- [THE DATA]
- Opening Delimiter -

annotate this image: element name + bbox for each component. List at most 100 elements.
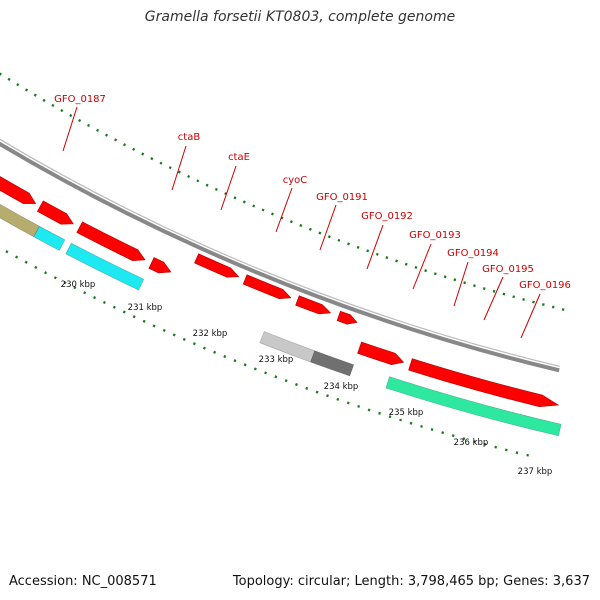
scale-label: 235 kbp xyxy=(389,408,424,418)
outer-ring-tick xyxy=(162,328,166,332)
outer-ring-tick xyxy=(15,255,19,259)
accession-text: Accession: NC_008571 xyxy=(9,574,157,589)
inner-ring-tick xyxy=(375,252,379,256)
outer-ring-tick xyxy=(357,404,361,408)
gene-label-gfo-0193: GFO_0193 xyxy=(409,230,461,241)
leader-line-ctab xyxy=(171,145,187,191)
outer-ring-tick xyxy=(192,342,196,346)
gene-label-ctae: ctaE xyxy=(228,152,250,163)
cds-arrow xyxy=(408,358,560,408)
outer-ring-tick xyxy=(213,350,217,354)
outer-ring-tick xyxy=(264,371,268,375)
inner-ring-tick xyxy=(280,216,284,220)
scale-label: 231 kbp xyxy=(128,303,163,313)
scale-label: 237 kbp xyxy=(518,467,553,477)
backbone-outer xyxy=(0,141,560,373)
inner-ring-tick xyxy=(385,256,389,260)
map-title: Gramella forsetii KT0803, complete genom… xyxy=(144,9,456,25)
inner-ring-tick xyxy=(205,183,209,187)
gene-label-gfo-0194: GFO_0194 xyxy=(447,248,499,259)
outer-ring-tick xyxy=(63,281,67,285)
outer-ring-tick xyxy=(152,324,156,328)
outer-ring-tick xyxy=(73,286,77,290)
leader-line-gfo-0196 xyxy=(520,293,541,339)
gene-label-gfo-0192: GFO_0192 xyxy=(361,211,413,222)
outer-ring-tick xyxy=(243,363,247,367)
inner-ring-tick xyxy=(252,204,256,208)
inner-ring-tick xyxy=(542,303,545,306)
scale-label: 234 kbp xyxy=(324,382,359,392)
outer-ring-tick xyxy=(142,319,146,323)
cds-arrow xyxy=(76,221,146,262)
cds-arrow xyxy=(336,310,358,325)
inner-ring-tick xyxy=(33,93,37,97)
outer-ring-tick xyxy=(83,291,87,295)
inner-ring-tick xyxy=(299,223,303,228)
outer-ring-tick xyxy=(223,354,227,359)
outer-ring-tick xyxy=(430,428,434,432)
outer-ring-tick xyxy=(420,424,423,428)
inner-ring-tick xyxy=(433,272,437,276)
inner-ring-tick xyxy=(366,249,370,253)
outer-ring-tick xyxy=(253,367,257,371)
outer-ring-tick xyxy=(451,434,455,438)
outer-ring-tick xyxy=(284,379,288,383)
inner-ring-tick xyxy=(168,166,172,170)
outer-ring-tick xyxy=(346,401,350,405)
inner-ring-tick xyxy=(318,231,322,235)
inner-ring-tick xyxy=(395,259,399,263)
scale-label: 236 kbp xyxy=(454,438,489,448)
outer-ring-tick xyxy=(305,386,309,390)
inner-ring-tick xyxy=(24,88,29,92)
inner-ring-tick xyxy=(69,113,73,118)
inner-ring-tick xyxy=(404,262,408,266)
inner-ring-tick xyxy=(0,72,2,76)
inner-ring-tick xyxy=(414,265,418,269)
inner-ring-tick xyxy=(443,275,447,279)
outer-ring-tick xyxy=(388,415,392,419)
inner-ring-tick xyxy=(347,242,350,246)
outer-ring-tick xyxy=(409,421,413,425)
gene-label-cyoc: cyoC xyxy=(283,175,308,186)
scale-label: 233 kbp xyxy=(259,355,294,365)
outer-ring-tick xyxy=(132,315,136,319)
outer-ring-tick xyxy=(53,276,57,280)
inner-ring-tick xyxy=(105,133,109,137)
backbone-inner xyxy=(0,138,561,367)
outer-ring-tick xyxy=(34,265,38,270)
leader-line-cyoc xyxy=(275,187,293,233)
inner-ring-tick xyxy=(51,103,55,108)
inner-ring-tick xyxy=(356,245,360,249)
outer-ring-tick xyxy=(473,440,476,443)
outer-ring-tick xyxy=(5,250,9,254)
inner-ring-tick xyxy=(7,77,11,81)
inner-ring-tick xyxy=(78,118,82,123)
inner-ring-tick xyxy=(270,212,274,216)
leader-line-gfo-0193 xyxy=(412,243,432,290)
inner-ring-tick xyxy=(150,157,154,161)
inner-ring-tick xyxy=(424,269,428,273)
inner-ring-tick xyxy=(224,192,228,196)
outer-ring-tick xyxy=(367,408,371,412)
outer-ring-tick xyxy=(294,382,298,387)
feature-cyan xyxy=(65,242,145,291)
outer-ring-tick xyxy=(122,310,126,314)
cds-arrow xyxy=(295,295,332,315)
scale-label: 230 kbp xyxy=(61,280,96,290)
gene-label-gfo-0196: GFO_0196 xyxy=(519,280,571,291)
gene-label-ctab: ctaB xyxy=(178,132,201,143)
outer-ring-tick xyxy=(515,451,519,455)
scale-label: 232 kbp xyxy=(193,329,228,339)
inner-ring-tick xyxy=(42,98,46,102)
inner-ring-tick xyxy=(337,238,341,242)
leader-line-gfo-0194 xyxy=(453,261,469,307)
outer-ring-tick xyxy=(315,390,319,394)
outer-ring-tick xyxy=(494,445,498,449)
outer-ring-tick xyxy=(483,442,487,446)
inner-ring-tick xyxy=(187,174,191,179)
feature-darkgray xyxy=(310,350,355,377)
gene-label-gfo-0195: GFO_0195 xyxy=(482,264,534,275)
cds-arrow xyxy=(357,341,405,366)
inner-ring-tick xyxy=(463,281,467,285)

- Closing Delimiter -
- Opening Delimiter -

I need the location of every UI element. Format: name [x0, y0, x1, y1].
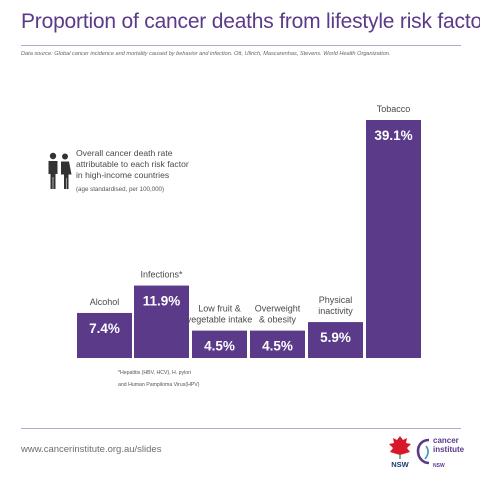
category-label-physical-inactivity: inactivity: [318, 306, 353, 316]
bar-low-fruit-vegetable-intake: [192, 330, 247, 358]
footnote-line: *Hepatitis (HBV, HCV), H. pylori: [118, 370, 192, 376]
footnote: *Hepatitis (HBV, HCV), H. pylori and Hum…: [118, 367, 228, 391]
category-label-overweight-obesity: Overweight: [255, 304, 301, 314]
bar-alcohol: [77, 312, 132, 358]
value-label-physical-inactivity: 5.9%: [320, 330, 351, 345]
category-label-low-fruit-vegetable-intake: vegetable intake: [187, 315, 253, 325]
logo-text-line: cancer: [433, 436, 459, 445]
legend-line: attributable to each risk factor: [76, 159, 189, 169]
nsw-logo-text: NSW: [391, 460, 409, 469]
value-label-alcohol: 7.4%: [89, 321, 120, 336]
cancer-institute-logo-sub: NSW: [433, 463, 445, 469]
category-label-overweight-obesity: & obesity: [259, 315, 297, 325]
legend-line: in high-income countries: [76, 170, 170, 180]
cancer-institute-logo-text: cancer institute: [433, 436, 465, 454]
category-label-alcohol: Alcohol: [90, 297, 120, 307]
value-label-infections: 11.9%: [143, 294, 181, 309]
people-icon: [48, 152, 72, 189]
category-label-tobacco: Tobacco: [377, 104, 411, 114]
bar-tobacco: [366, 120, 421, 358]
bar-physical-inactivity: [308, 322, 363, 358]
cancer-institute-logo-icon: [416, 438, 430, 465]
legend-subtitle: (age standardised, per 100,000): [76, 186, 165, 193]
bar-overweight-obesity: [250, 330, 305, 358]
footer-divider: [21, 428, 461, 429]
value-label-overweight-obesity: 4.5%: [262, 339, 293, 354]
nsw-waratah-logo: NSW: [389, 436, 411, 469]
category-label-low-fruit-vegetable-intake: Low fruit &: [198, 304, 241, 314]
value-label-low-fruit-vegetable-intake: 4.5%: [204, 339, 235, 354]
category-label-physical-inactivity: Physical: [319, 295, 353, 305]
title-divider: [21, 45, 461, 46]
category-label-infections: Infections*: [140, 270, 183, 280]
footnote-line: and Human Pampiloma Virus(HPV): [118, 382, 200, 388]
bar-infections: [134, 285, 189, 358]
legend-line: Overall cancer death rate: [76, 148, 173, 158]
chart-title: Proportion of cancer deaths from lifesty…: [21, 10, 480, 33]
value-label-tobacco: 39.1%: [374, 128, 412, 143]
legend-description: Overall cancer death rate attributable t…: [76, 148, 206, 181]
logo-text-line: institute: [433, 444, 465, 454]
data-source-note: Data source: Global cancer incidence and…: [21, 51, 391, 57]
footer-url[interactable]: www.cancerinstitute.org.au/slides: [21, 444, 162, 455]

- Closing Delimiter -

- [EXERCISE DESCRIPTION] Every line that contains the string "scale" should be copied from the records.

- [SOLUTION TO THIS PROBLEM]
scale-label: 235 kbp xyxy=(389,408,424,418)
scale-label: 231 kbp xyxy=(128,303,163,313)
scale-label: 237 kbp xyxy=(518,467,553,477)
scale-label: 234 kbp xyxy=(324,382,359,392)
scale-label: 236 kbp xyxy=(454,438,489,448)
scale-label: 233 kbp xyxy=(259,355,294,365)
scale-label: 230 kbp xyxy=(61,280,96,290)
scale-label: 232 kbp xyxy=(193,329,228,339)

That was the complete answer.